Data records
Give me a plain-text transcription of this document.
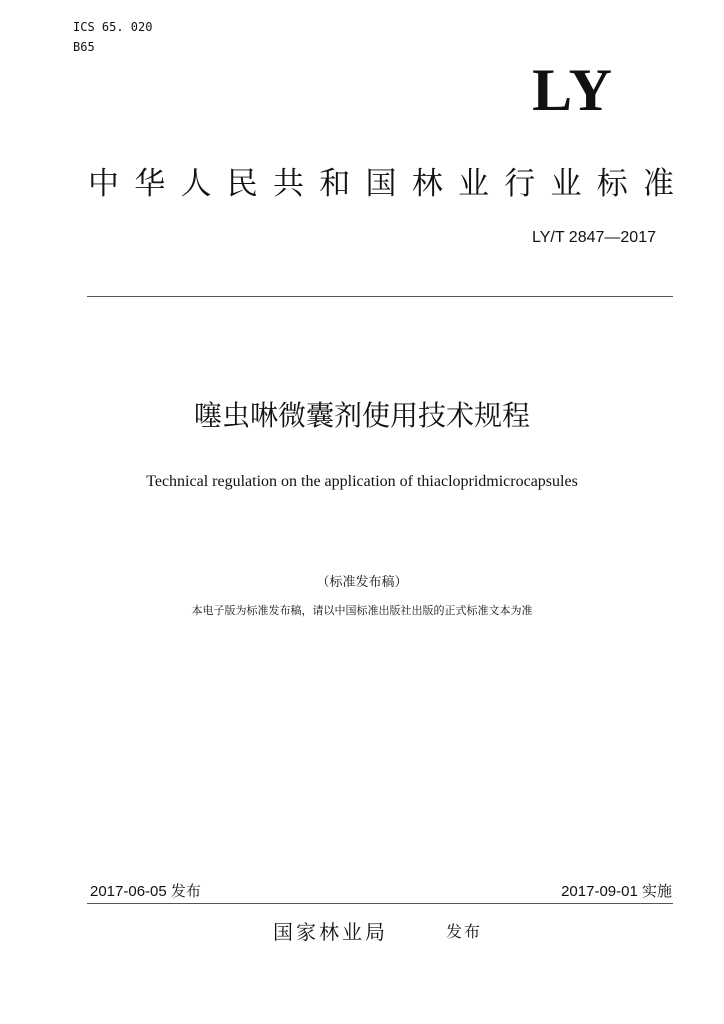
ICS 65. 020
B65
LY
中华人民共和国林业行业标准
LY/T 2847—2017
噻虫啉微囊剂使用技术规程
Technical regulation on the application of thiaclopridmicrocapsules
（标准发布稿）
本电子版为标准发布稿，请以中国标准出版社出版的正式标准文本为准
2017-06-05 发布	2017-09-01 实施
国家林业局	发布
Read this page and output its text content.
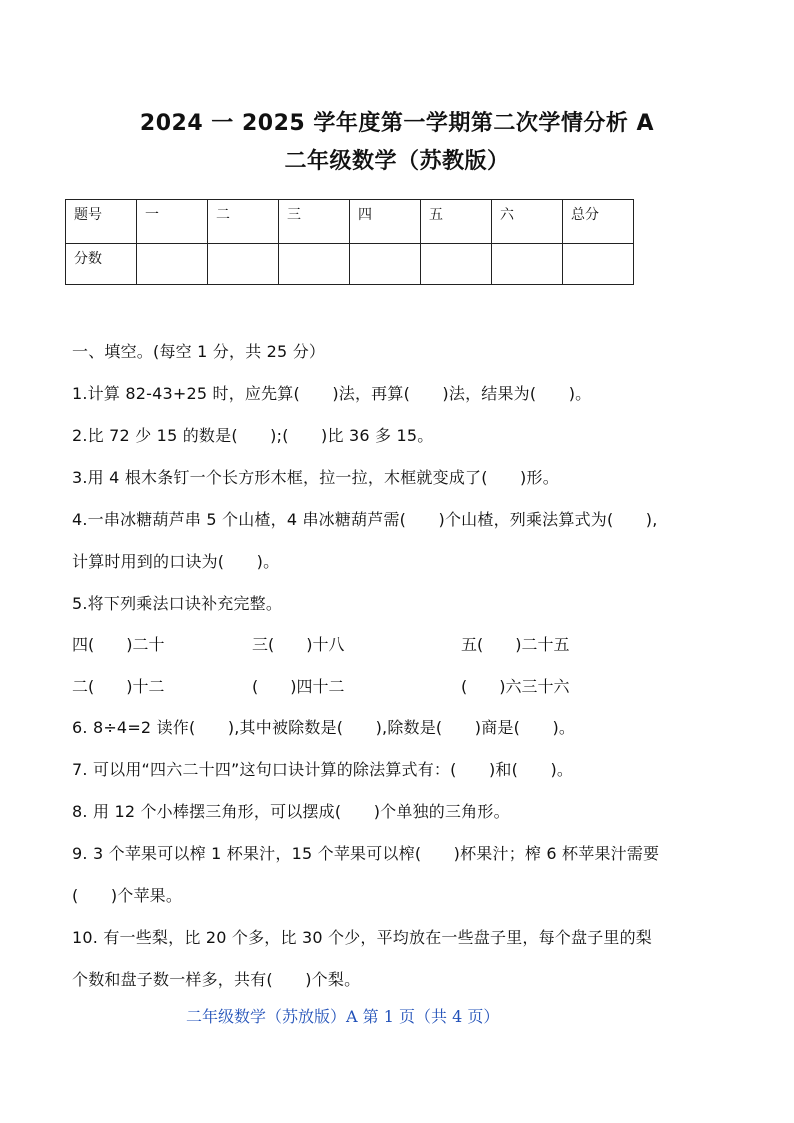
2024 一 2025 学年度第一学期第二次学情分析 A
二年级数学（苏教版）
题号	一	二	三	四	五	六	总分
分数							
一、填空。(每空 1 分，共 25 分）
1.计算 82-43+25 时，应先算(　　)法，再算(　　)法，结果为(　　)。
2.比 72 少 15 的数是(　　);(　　)比 36 多 15。
3.用 4 根木条钉一个长方形木框，拉一拉，木框就变成了(　　)形。
4.一串冰糖葫芦串 5 个山楂，4 串冰糖葫芦需(　　)个山楂，列乘法算式为(　　),
计算时用到的口诀为(　　)。
5.将下列乘法口诀补充完整。
四(　　)二十	三(　　)十八	五(　　)二十五
二(　　)十二	(　　)四十二	(　　)六三十六
6. 8÷4=2 读作(　　),其中被除数是(　　),除数是(　　)商是(　　)。
7. 可以用“四六二十四”这句口诀计算的除法算式有：(　　)和(　　)。
8. 用 12 个小棒摆三角形，可以摆成(　　)个单独的三角形。
9. 3 个苹果可以榨 1 杯果汁，15 个苹果可以榨(　　)杯果汁；榨 6 杯苹果汁需要
(　　)个苹果。
10. 有一些梨，比 20 个多，比 30 个少，平均放在一些盘子里，每个盘子里的梨
个数和盘子数一样多，共有(　　)个梨。
二年级数学（苏放版）A 第 1 页（共 4 页）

_Stated task_: Keep every word of the data as it is when you write it out, but drop the pictures.

_Task response_:
Give me a plain-text transcription of this document.
ICS 65. 020
B65
LY
中华人民共和国林业行业标准
LY/T 2847—2017
噻虫啉微囊剂使用技术规程
Technical regulation on the application of thiaclopridmicrocapsules
（标准发布稿）
本电子版为标准发布稿，请以中国标准出版社出版的正式标准文本为准
2017-06-05 发布	2017-09-01 实施
国家林业局	发布
Read this page and output its text content.
2024 一 2025 学年度第一学期第二次学情分析 A
二年级数学（苏教版）
题号	一	二	三	四	五	六	总分
分数							
一、填空。(每空 1 分，共 25 分）
1.计算 82-43+25 时，应先算(　　)法，再算(　　)法，结果为(　　)。
2.比 72 少 15 的数是(　　);(　　)比 36 多 15。
3.用 4 根木条钉一个长方形木框，拉一拉，木框就变成了(　　)形。
4.一串冰糖葫芦串 5 个山楂，4 串冰糖葫芦需(　　)个山楂，列乘法算式为(　　),
计算时用到的口诀为(　　)。
5.将下列乘法口诀补充完整。
四(　　)二十	三(　　)十八	五(　　)二十五
二(　　)十二	(　　)四十二	(　　)六三十六
6. 8÷4=2 读作(　　),其中被除数是(　　),除数是(　　)商是(　　)。
7. 可以用“四六二十四”这句口诀计算的除法算式有：(　　)和(　　)。
8. 用 12 个小棒摆三角形，可以摆成(　　)个单独的三角形。
9. 3 个苹果可以榨 1 杯果汁，15 个苹果可以榨(　　)杯果汁；榨 6 杯苹果汁需要
(　　)个苹果。
10. 有一些梨，比 20 个多，比 30 个少，平均放在一些盘子里，每个盘子里的梨
个数和盘子数一样多，共有(　　)个梨。
二年级数学（苏放版）A 第 1 页（共 4 页）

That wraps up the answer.